[Begin RECORDS SUPPLIED]

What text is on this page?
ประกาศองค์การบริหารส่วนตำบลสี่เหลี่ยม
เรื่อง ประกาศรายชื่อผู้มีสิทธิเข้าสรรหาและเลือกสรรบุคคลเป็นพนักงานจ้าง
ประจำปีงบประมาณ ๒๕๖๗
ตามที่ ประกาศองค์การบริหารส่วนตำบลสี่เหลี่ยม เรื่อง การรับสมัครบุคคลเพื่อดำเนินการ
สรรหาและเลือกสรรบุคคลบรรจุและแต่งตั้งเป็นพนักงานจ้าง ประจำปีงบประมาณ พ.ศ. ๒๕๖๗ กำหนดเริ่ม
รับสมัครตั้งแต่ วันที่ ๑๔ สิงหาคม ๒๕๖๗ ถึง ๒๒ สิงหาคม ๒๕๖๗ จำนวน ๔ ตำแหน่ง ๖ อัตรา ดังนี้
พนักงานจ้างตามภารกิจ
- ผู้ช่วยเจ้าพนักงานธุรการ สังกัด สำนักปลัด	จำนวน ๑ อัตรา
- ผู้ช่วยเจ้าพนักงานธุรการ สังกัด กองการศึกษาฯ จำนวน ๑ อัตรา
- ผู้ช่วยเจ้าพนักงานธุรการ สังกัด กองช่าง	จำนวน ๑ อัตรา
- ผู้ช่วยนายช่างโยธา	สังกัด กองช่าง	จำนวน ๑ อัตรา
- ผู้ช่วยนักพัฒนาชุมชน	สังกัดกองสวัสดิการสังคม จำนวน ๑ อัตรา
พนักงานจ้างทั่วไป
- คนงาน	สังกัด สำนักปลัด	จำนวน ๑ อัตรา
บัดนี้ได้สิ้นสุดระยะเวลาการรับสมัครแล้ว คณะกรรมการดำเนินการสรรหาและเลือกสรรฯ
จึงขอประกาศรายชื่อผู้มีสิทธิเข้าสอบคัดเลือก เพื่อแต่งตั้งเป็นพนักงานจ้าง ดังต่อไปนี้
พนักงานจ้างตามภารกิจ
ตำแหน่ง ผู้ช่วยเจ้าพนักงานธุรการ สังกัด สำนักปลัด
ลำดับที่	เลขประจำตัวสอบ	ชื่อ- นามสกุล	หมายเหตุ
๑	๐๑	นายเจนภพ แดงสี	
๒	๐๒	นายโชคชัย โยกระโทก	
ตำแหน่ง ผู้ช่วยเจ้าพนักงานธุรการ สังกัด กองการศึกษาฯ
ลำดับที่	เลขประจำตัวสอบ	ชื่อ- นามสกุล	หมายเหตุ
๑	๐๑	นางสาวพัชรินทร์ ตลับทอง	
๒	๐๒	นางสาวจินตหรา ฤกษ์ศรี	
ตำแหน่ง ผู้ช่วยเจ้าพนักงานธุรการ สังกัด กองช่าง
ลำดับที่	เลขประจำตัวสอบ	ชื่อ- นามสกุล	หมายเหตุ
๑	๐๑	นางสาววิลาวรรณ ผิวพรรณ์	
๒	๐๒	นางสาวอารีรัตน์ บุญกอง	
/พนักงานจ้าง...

[End RECORDS SUPPLIED]

**TO DO:** Your task is to reproduce the whole listing exactly.

**RESPONSE:**
What text is on this page?
ประกาศองค์การบริหารส่วนตำบลสี่เหลี่ยม
เรื่อง ประกาศรายชื่อผู้มีสิทธิเข้าสรรหาและเลือกสรรบุคคลเป็นพนักงานจ้าง
ประจำปีงบประมาณ ๒๕๖๗
ตามที่ ประกาศองค์การบริหารส่วนตำบลสี่เหลี่ยม เรื่อง การรับสมัครบุคคลเพื่อดำเนินการ
สรรหาและเลือกสรรบุคคลบรรจุและแต่งตั้งเป็นพนักงานจ้าง ประจำปีงบประมาณ พ.ศ. ๒๕๖๗ กำหนดเริ่ม
รับสมัครตั้งแต่ วันที่ ๑๔ สิงหาคม ๒๕๖๗ ถึง ๒๒ สิงหาคม ๒๕๖๗ จำนวน ๔ ตำแหน่ง ๖ อัตรา ดังนี้
พนักงานจ้างตามภารกิจ
- ผู้ช่วยเจ้าพนักงานธุรการ สังกัด สำนักปลัด	จำนวน ๑ อัตรา
- ผู้ช่วยเจ้าพนักงานธุรการ สังกัด กองการศึกษาฯ จำนวน ๑ อัตรา
- ผู้ช่วยเจ้าพนักงานธุรการ สังกัด กองช่าง	จำนวน ๑ อัตรา
- ผู้ช่วยนายช่างโยธา	สังกัด กองช่าง	จำนวน ๑ อัตรา
- ผู้ช่วยนักพัฒนาชุมชน	สังกัดกองสวัสดิการสังคม จำนวน ๑ อัตรา
พนักงานจ้างทั่วไป
- คนงาน	สังกัด สำนักปลัด	จำนวน ๑ อัตรา
บัดนี้ได้สิ้นสุดระยะเวลาการรับสมัครแล้ว คณะกรรมการดำเนินการสรรหาและเลือกสรรฯ
จึงขอประกาศรายชื่อผู้มีสิทธิเข้าสอบคัดเลือก เพื่อแต่งตั้งเป็นพนักงานจ้าง ดังต่อไปนี้
พนักงานจ้างตามภารกิจ
ตำแหน่ง ผู้ช่วยเจ้าพนักงานธุรการ สังกัด สำนักปลัด
ลำดับที่	เลขประจำตัวสอบ	ชื่อ- นามสกุล	หมายเหตุ
๑	๐๑	นายเจนภพ แดงสี	
๒	๐๒	นายโชคชัย โยกระโทก	
ตำแหน่ง ผู้ช่วยเจ้าพนักงานธุรการ สังกัด กองการศึกษาฯ
ลำดับที่	เลขประจำตัวสอบ	ชื่อ- นามสกุล	หมายเหตุ
๑	๐๑	นางสาวพัชรินทร์ ตลับทอง	
๒	๐๒	นางสาวจินตหรา ฤกษ์ศรี	
ตำแหน่ง ผู้ช่วยเจ้าพนักงานธุรการ สังกัด กองช่าง
ลำดับที่	เลขประจำตัวสอบ	ชื่อ- นามสกุล	หมายเหตุ
๑	๐๑	นางสาววิลาวรรณ ผิวพรรณ์	
๒	๐๒	นางสาวอารีรัตน์ บุญกอง	
/พนักงานจ้าง...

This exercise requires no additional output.